## begin

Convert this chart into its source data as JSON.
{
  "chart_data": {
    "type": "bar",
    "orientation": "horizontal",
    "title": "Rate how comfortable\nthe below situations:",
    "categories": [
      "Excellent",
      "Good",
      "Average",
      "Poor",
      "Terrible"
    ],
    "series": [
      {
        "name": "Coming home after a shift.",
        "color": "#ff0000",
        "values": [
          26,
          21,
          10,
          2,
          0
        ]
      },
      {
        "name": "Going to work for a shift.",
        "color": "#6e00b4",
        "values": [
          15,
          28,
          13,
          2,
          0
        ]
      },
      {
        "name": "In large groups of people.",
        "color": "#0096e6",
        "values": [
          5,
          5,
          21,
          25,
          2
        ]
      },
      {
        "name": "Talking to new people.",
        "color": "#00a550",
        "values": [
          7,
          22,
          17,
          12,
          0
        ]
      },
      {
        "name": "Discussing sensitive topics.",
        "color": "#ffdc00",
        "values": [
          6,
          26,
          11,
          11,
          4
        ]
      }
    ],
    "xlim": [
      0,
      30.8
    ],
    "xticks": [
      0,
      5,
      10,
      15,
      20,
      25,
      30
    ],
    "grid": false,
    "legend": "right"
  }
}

## end

=== Task ===
Look through the entries above and report each line where the string "name" occurs.

=== Task answer ===
        "name": "Coming home after a shift.",
        "name": "Going to work for a shift.",
        "name": "In large groups of people.",
        "name": "Talking to new people.",
        "name": "Discussing sensitive topics.",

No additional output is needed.